Stored entries:
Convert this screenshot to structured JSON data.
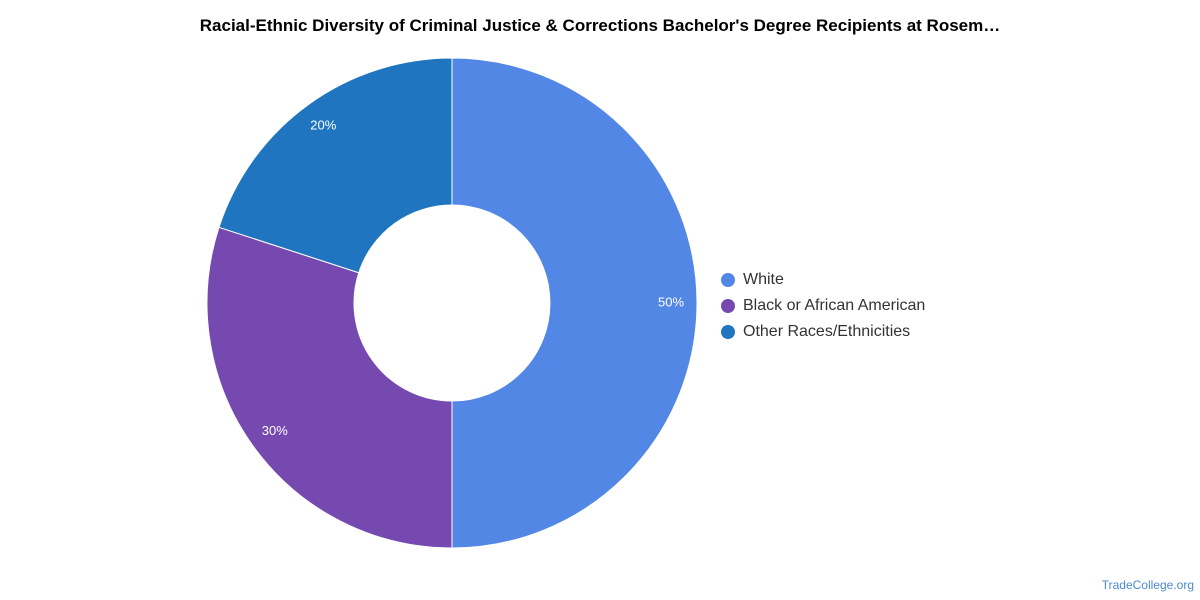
{
  "chart_data": {
    "type": "pie",
    "title": "Racial-Ethnic Diversity of Criminal Justice & Corrections Bachelor's Degree Recipients at Rosem…",
    "categories": [
      "White",
      "Black or African American",
      "Other Races/Ethnicities"
    ],
    "values": [
      50,
      30,
      20
    ],
    "data_labels": [
      "50%",
      "30%",
      "20%"
    ],
    "colors": [
      "#5387e5",
      "#7649b0",
      "#1f75c0"
    ],
    "donut": true,
    "legend_position": "right"
  },
  "source": "TradeCollege.org"
}
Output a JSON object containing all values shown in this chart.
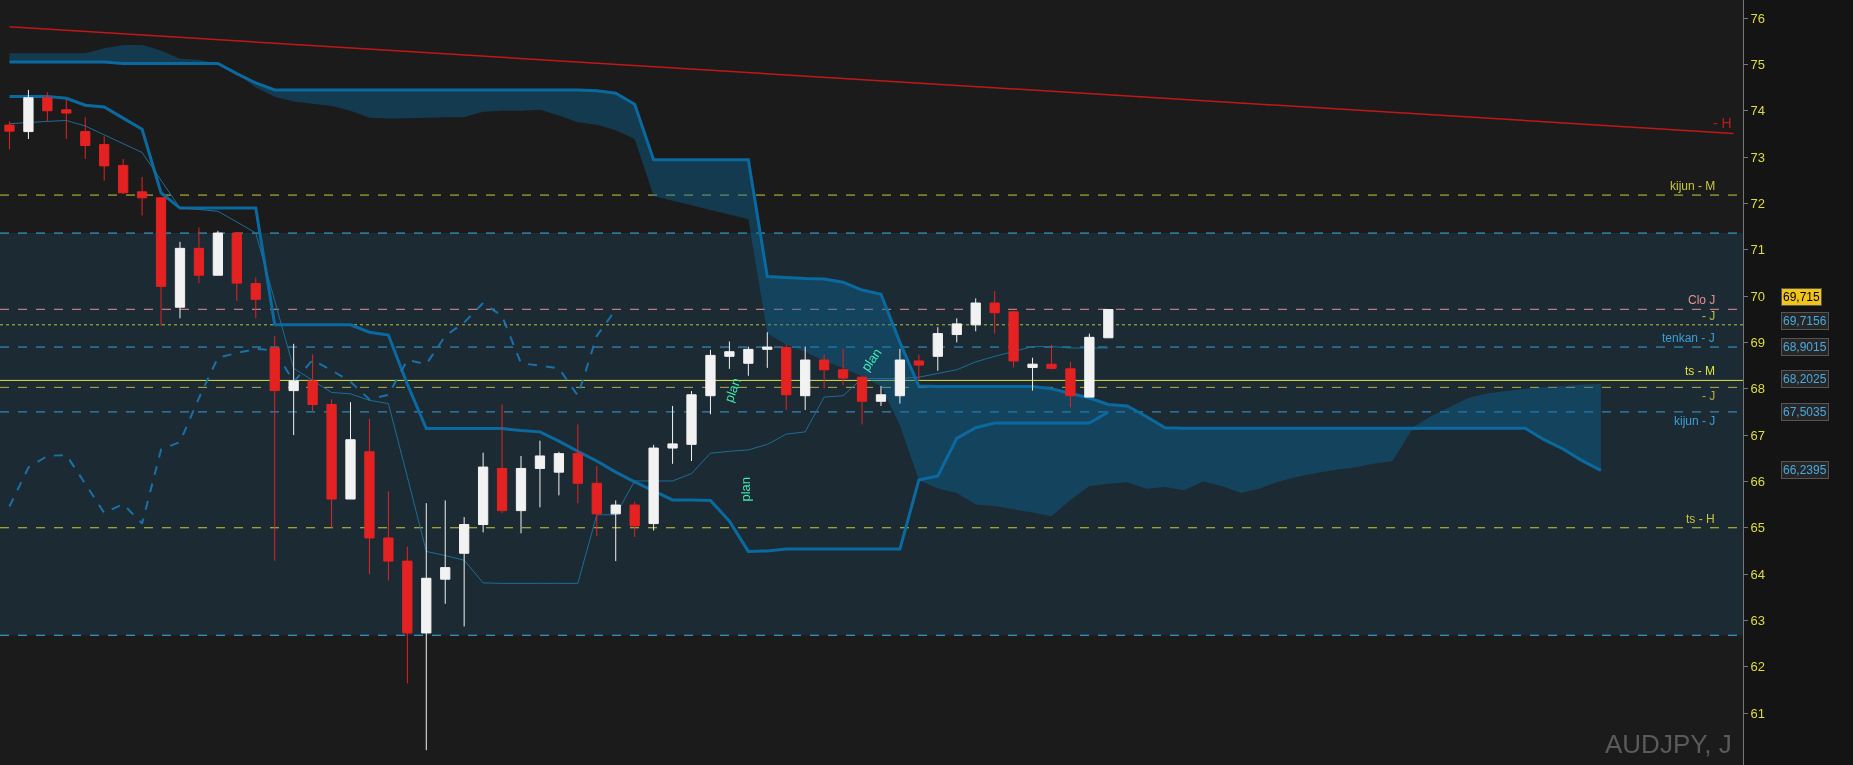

Task description
The records above need to be given again exactly. Omit the pictures.

Result of the task
Convert this screenshot to structured JSON data.
{
  "chart_data": {
    "type": "pie",
    "title": "Racial-Ethnic Diversity of Criminal Justice & Corrections Bachelor's Degree Recipients at Rosem…",
    "categories": [
      "White",
      "Black or African American",
      "Other Races/Ethnicities"
    ],
    "values": [
      50,
      30,
      20
    ],
    "data_labels": [
      "50%",
      "30%",
      "20%"
    ],
    "colors": [
      "#5387e5",
      "#7649b0",
      "#1f75c0"
    ],
    "donut": true,
    "legend_position": "right"
  },
  "source": "TradeCollege.org"
}
Output a JSON object containing all values shown in this chart.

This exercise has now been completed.